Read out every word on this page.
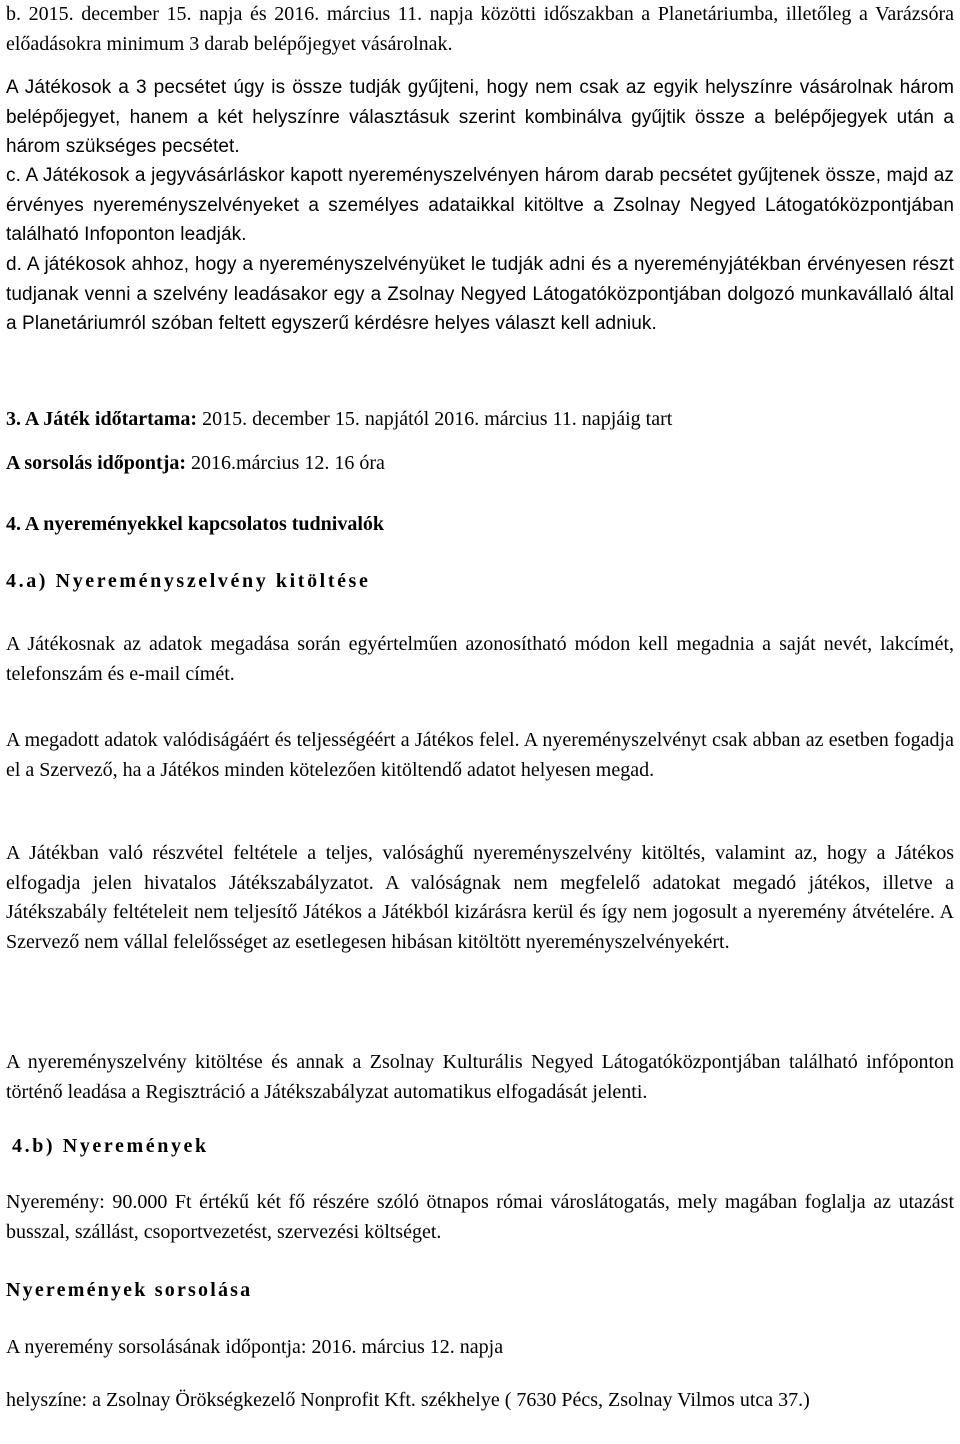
b. 2015. december 15. napja és 2016. március 11. napja közötti időszakban a Planetáriumba, illetőleg a Varázsóra előadásokra minimum 3 darab belépőjegyet vásárolnak.

A Játékosok a 3 pecsétet úgy is össze tudják gyűjteni, hogy nem csak az egyik helyszínre vásárolnak három belépőjegyet, hanem a két helyszínre választásuk szerint kombinálva gyűjtik össze a belépőjegyek után a három szükséges pecsétet.

c. A Játékosok a jegyvásárláskor kapott nyereményszelvényen három darab pecsétet gyűjtenek össze, majd az érvényes nyereményszelvényeket a személyes adataikkal kitöltve a Zsolnay Negyed Látogatóközpontjában található Infoponton leadják.

d. A játékosok ahhoz, hogy a nyereményszelvényüket le tudják adni és a nyereményjátékban érvényesen részt tudjanak venni a szelvény leadásakor egy a Zsolnay Negyed Látogatóközpontjában dolgozó munkavállaló által a Planetáriumról szóban feltett egyszerű kérdésre helyes választ kell adniuk.

3. A Játék időtartama: 2015. december 15. napjától 2016. március 11. napjáig tart

A sorsolás időpontja: 2016.március 12. 16 óra

4. A nyereményekkel kapcsolatos tudnivalók

4.a) Nyereményszelvény kitöltése

A Játékosnak az adatok megadása során egyértelműen azonosítható módon kell megadnia a saját nevét, lakcímét, telefonszám és e-mail címét.

A megadott adatok valódiságáért és teljességéért a Játékos felel. A nyereményszelvényt csak abban az esetben fogadja el a Szervező, ha a Játékos minden kötelezően kitöltendő adatot helyesen megad.

A Játékban való részvétel feltétele a teljes, valósághű nyereményszelvény kitöltés, valamint az, hogy a Játékos elfogadja jelen hivatalos Játékszabályzatot. A valóságnak nem megfelelő adatokat megadó játékos, illetve a Játékszabály feltételeit nem teljesítő Játékos a Játékból kizárásra kerül és így nem jogosult a nyeremény átvételére. A Szervező nem vállal felelősséget az esetlegesen hibásan kitöltött nyereményszelvényekért.

A nyereményszelvény kitöltése és annak a Zsolnay Kulturális Negyed Látogatóközpontjában található infóponton történő leadása a Regisztráció a Játékszabályzat automatikus elfogadását jelenti.

4.b) Nyeremények

Nyeremény: 90.000 Ft értékű két fő részére szóló ötnapos római városlátogatás, mely magában foglalja az utazást busszal, szállást, csoportvezetést, szervezési költséget.

Nyeremények sorsolása

A nyeremény sorsolásának időpontja: 2016. március 12. napja

helyszíne: a Zsolnay Örökségkezelő Nonprofit Kft. székhelye ( 7630 Pécs, Zsolnay Vilmos utca 37.)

****

◆ **What the task requires**:
Output the data exactly. Pictures don't belong in the result.

◆ **Reply to the exercise**:
Read out every word on this page.
b. 2015. december 15. napja és 2016. március 11. napja közötti időszakban a Planetáriumba, illetőleg a Varázsóra előadásokra minimum 3 darab belépőjegyet vásárolnak.

A Játékosok a 3 pecsétet úgy is össze tudják gyűjteni, hogy nem csak az egyik helyszínre vásárolnak három belépőjegyet, hanem a két helyszínre választásuk szerint kombinálva gyűjtik össze a belépőjegyek után a három szükséges pecsétet.

c. A Játékosok a jegyvásárláskor kapott nyereményszelvényen három darab pecsétet gyűjtenek össze, majd az érvényes nyereményszelvényeket a személyes adataikkal kitöltve a Zsolnay Negyed Látogatóközpontjában található Infoponton leadják.

d. A játékosok ahhoz, hogy a nyereményszelvényüket le tudják adni és a nyereményjátékban érvényesen részt tudjanak venni a szelvény leadásakor egy a Zsolnay Negyed Látogatóközpontjában dolgozó munkavállaló által a Planetáriumról szóban feltett egyszerű kérdésre helyes választ kell adniuk.

3. A Játék időtartama: 2015. december 15. napjától 2016. március 11. napjáig tart

A sorsolás időpontja: 2016.március 12. 16 óra

4. A nyereményekkel kapcsolatos tudnivalók

4.a) Nyereményszelvény kitöltése

A Játékosnak az adatok megadása során egyértelműen azonosítható módon kell megadnia a saját nevét, lakcímét, telefonszám és e-mail címét.

A megadott adatok valódiságáért és teljességéért a Játékos felel. A nyereményszelvényt csak abban az esetben fogadja el a Szervező, ha a Játékos minden kötelezően kitöltendő adatot helyesen megad.

A Játékban való részvétel feltétele a teljes, valósághű nyereményszelvény kitöltés, valamint az, hogy a Játékos elfogadja jelen hivatalos Játékszabályzatot. A valóságnak nem megfelelő adatokat megadó játékos, illetve a Játékszabály feltételeit nem teljesítő Játékos a Játékból kizárásra kerül és így nem jogosult a nyeremény átvételére. A Szervező nem vállal felelősséget az esetlegesen hibásan kitöltött nyereményszelvényekért.

A nyereményszelvény kitöltése és annak a Zsolnay Kulturális Negyed Látogatóközpontjában található infóponton történő leadása a Regisztráció a Játékszabályzat automatikus elfogadását jelenti.

4.b) Nyeremények

Nyeremény: 90.000 Ft értékű két fő részére szóló ötnapos római városlátogatás, mely magában foglalja az utazást busszal, szállást, csoportvezetést, szervezési költséget.

Nyeremények sorsolása

A nyeremény sorsolásának időpontja: 2016. március 12. napja

helyszíne: a Zsolnay Örökségkezelő Nonprofit Kft. székhelye ( 7630 Pécs, Zsolnay Vilmos utca 37.)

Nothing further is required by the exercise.